EXERCISE OBJECTIVE:
List all lines in the material below that contain "selection".

GIVEN DATA:
** begin **

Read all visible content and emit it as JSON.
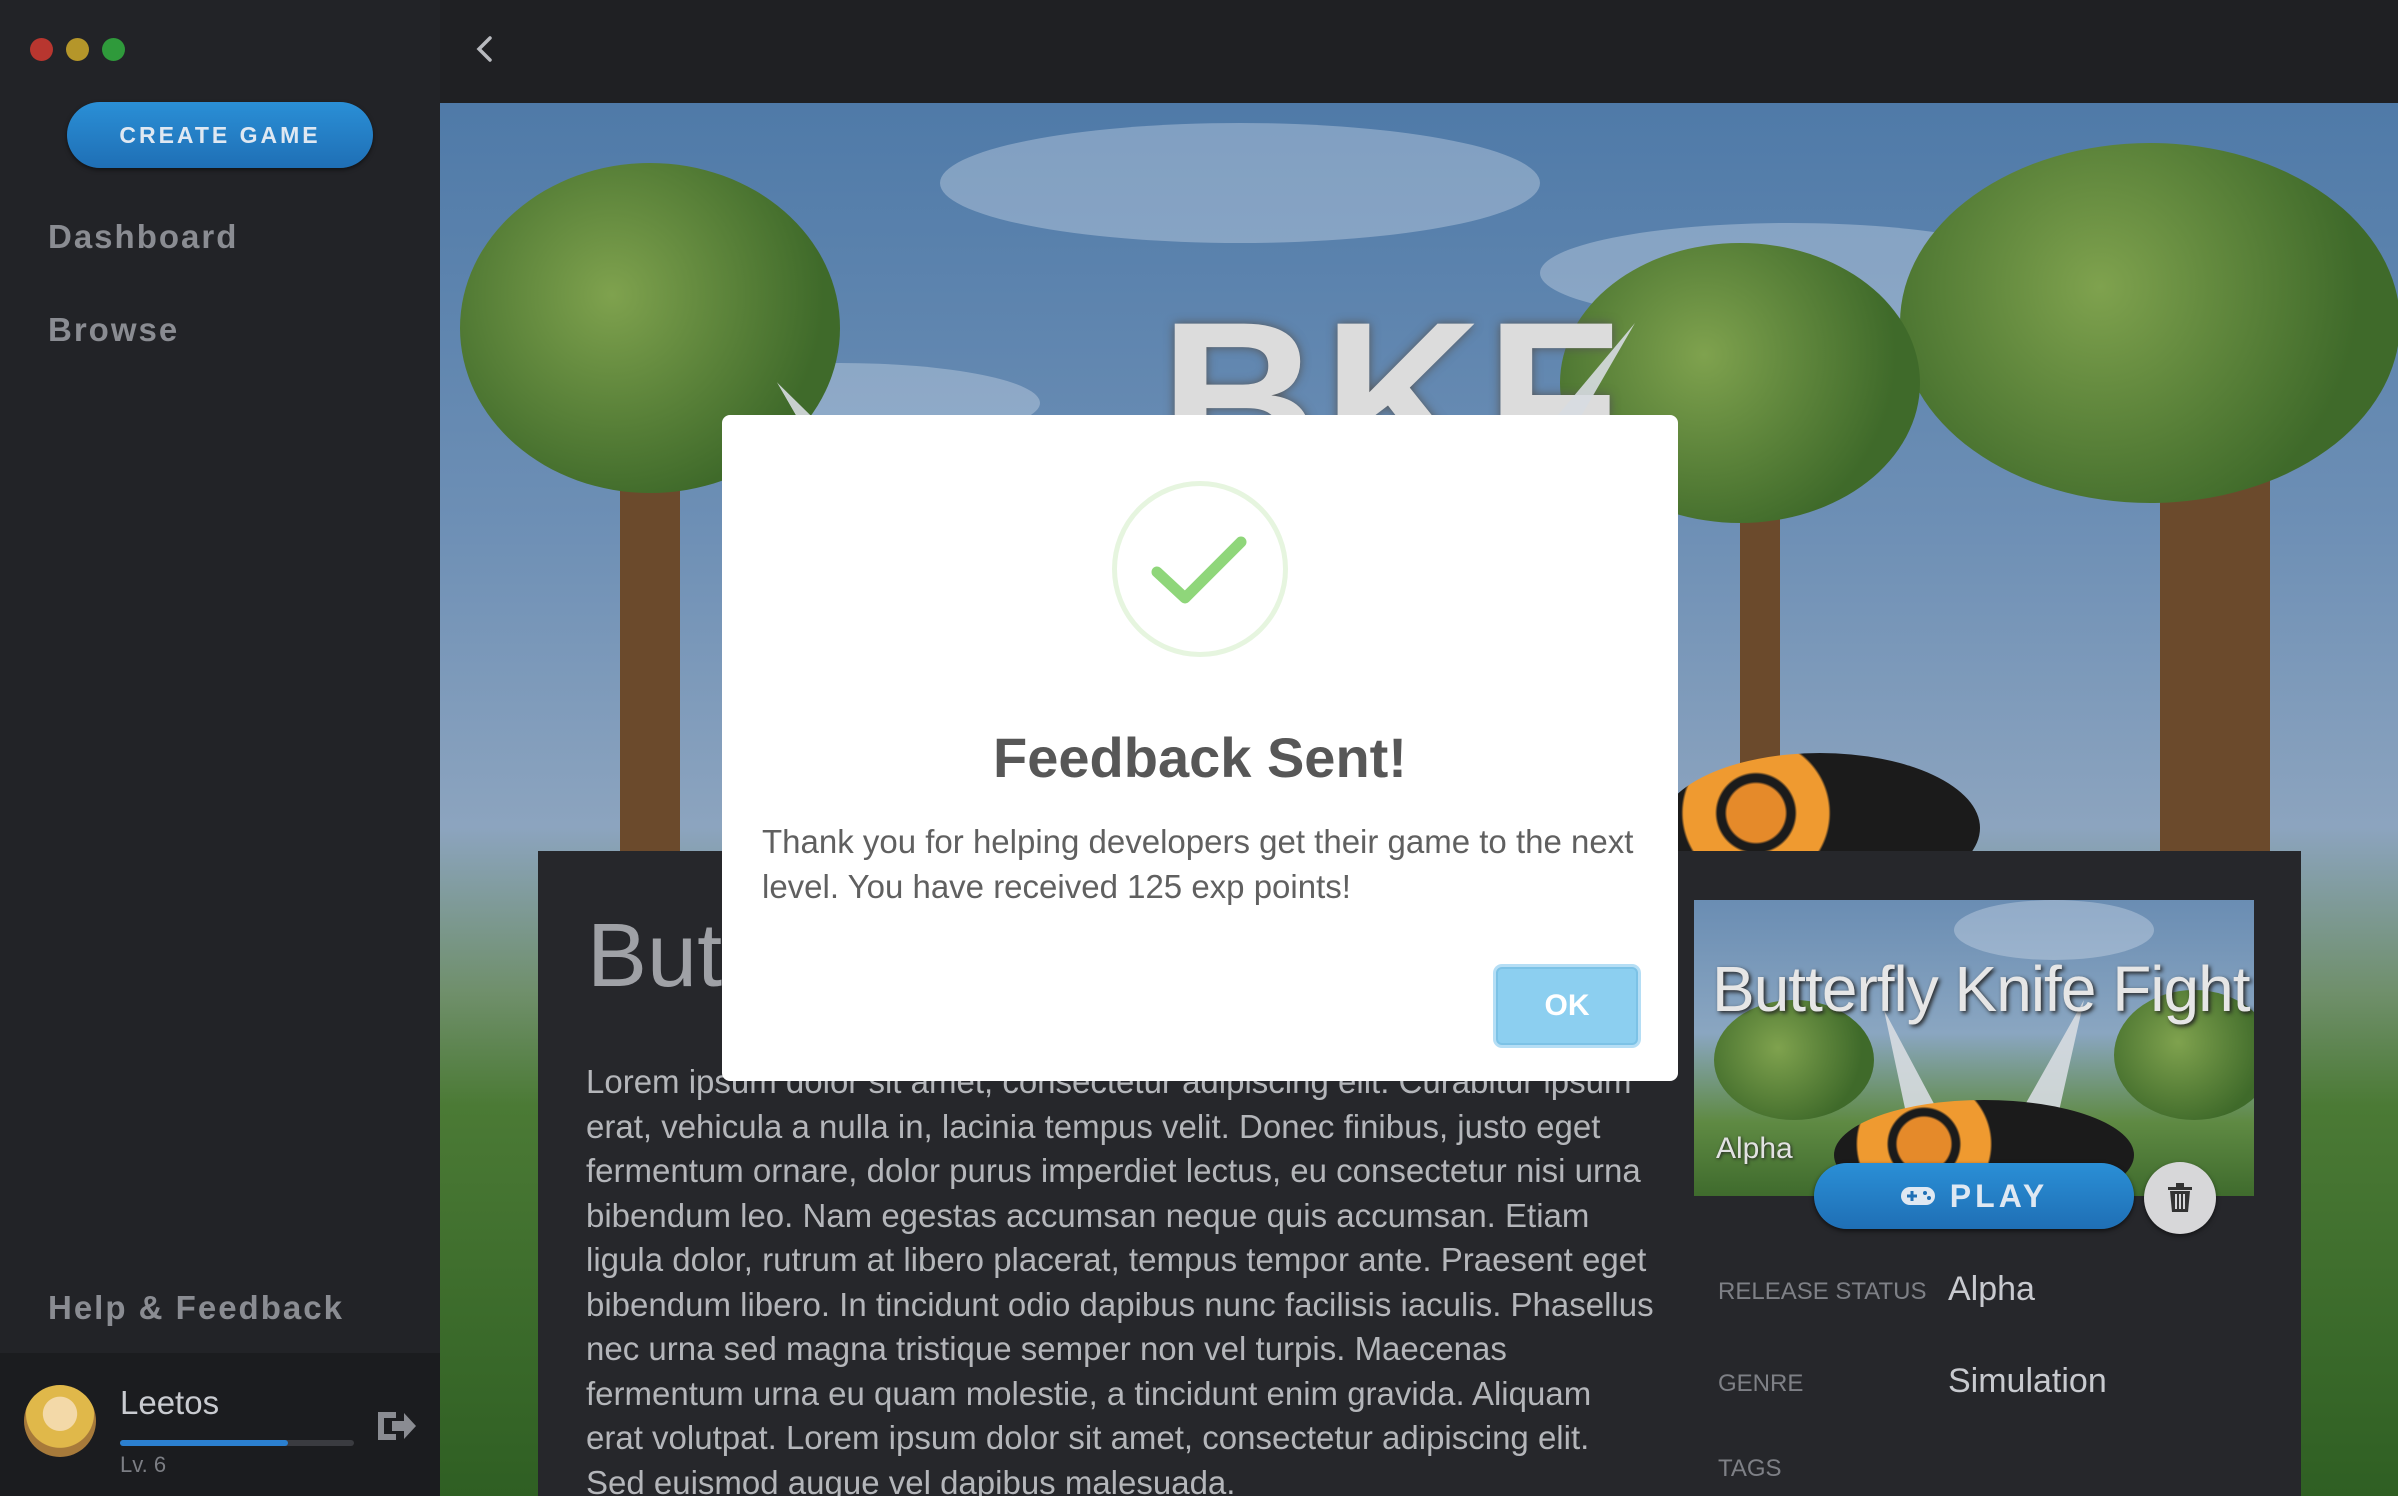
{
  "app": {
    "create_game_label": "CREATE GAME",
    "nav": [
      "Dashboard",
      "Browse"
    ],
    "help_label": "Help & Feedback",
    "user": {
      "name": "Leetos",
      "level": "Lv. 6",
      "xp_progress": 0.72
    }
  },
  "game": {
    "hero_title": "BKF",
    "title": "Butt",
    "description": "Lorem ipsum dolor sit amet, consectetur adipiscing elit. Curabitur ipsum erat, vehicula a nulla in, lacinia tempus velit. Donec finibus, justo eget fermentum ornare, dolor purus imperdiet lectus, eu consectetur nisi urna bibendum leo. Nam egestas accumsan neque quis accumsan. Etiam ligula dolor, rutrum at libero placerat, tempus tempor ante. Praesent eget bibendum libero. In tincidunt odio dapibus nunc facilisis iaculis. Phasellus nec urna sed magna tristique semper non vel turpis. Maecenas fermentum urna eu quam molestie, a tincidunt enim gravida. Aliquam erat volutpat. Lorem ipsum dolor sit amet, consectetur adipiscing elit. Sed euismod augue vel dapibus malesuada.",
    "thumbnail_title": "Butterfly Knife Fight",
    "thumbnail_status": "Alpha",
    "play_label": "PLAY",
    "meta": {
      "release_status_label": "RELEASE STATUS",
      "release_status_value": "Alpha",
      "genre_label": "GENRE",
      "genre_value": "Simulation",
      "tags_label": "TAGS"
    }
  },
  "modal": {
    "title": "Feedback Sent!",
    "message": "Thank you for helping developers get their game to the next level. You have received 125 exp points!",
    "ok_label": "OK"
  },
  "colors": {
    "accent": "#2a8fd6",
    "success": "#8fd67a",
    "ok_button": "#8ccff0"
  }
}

** end **
** begin **

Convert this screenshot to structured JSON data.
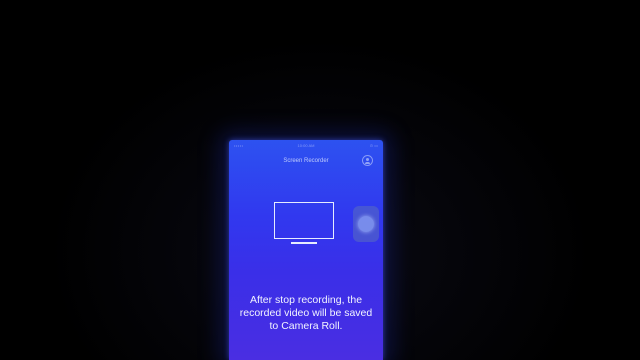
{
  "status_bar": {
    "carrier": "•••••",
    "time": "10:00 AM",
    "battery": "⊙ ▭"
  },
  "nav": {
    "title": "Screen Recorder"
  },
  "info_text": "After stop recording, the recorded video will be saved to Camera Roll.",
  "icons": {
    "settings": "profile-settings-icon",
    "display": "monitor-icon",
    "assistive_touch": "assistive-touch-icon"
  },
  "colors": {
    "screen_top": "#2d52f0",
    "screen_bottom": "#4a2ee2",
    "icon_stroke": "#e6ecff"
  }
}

** end **
** begin **

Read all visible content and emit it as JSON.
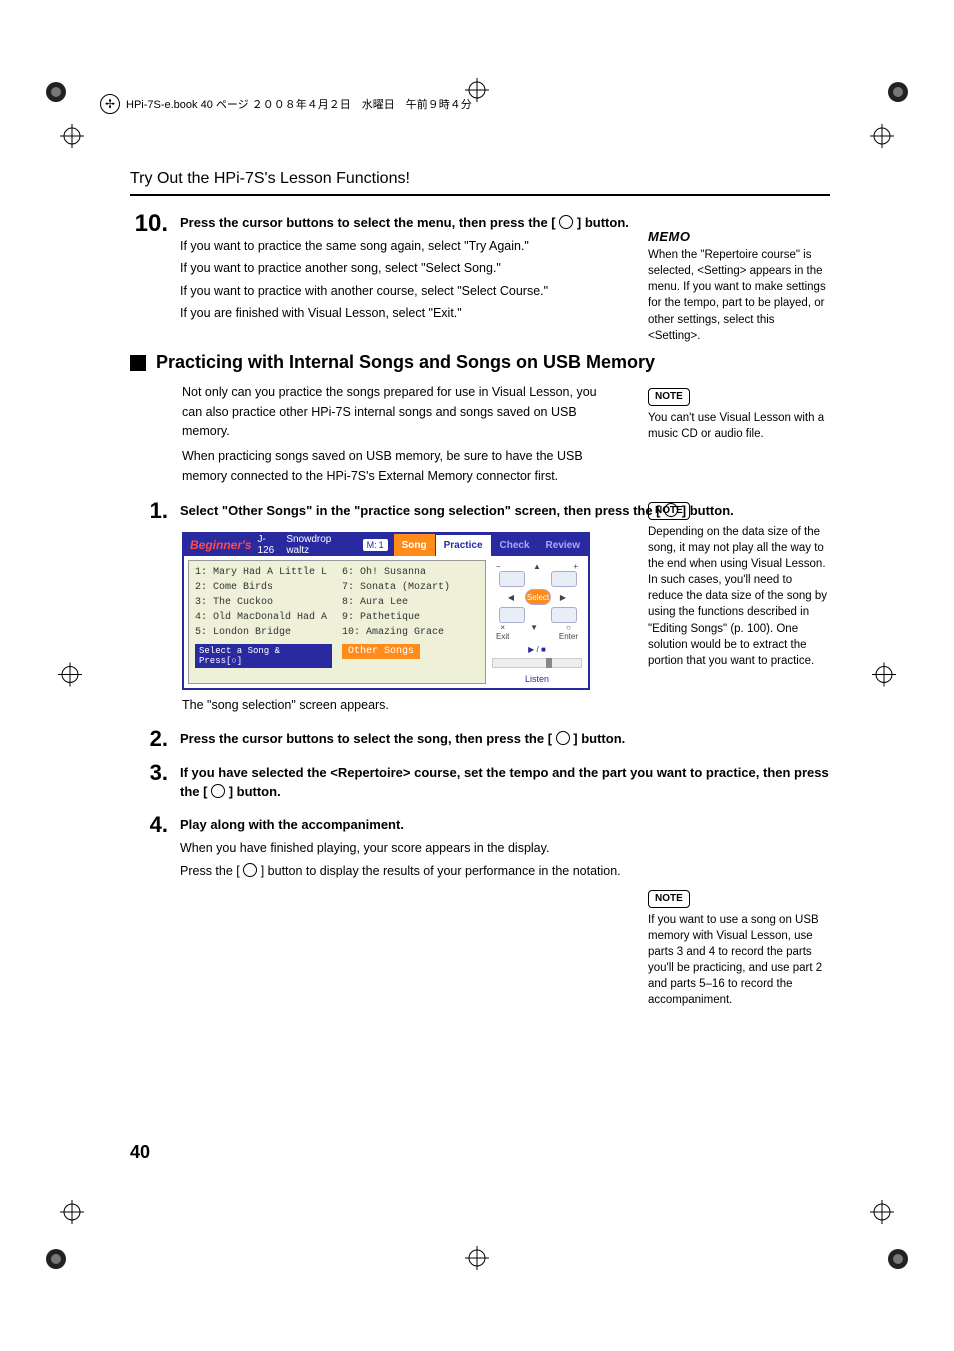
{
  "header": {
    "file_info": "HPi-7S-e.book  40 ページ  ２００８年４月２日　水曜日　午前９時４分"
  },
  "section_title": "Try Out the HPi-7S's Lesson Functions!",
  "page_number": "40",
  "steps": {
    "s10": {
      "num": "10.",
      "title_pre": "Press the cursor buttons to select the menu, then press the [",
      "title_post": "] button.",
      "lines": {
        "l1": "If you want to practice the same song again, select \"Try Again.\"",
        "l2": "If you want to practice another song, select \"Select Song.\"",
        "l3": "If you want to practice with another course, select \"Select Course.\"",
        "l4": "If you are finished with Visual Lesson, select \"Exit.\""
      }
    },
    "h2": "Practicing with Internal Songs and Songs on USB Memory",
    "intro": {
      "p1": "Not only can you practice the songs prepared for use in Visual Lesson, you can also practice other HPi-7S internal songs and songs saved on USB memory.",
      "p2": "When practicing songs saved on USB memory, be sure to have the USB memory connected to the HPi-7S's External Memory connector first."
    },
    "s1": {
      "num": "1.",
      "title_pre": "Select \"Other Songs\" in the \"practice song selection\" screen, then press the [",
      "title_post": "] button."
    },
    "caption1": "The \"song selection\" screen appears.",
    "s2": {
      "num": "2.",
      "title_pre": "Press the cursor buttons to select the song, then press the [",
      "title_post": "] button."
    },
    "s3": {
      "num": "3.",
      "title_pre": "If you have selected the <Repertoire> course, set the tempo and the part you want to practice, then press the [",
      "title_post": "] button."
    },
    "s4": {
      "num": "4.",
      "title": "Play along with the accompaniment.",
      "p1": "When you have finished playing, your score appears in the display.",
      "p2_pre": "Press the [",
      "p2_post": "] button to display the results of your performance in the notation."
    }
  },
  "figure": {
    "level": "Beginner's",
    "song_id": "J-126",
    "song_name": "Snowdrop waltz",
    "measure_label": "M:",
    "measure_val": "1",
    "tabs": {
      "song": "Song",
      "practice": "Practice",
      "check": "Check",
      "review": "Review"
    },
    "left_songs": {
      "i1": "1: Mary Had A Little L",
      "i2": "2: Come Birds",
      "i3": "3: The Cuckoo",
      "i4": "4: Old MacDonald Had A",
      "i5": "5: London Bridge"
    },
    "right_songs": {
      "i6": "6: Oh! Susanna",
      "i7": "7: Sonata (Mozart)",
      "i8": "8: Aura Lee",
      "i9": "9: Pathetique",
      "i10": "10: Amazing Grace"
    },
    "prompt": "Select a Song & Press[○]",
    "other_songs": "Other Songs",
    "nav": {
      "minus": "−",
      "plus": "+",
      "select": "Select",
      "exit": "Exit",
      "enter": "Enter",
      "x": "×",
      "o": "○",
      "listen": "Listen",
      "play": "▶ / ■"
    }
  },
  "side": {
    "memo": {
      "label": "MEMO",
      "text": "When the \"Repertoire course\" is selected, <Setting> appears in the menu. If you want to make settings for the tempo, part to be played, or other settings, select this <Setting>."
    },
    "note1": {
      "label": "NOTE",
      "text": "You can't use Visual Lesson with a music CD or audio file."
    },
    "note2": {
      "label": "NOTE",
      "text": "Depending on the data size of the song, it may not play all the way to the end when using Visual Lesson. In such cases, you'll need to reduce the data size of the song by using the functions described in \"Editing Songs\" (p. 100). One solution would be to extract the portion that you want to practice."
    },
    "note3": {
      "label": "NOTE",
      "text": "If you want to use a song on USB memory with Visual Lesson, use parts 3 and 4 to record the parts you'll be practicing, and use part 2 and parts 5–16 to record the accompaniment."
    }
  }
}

** end **

SOLUTION TO THIS TASK:
      "title_pre": "Select \"Other Songs\" in the \"practice song selection\" screen, then press the [",
    "caption1": "The \"song selection\" screen appears.",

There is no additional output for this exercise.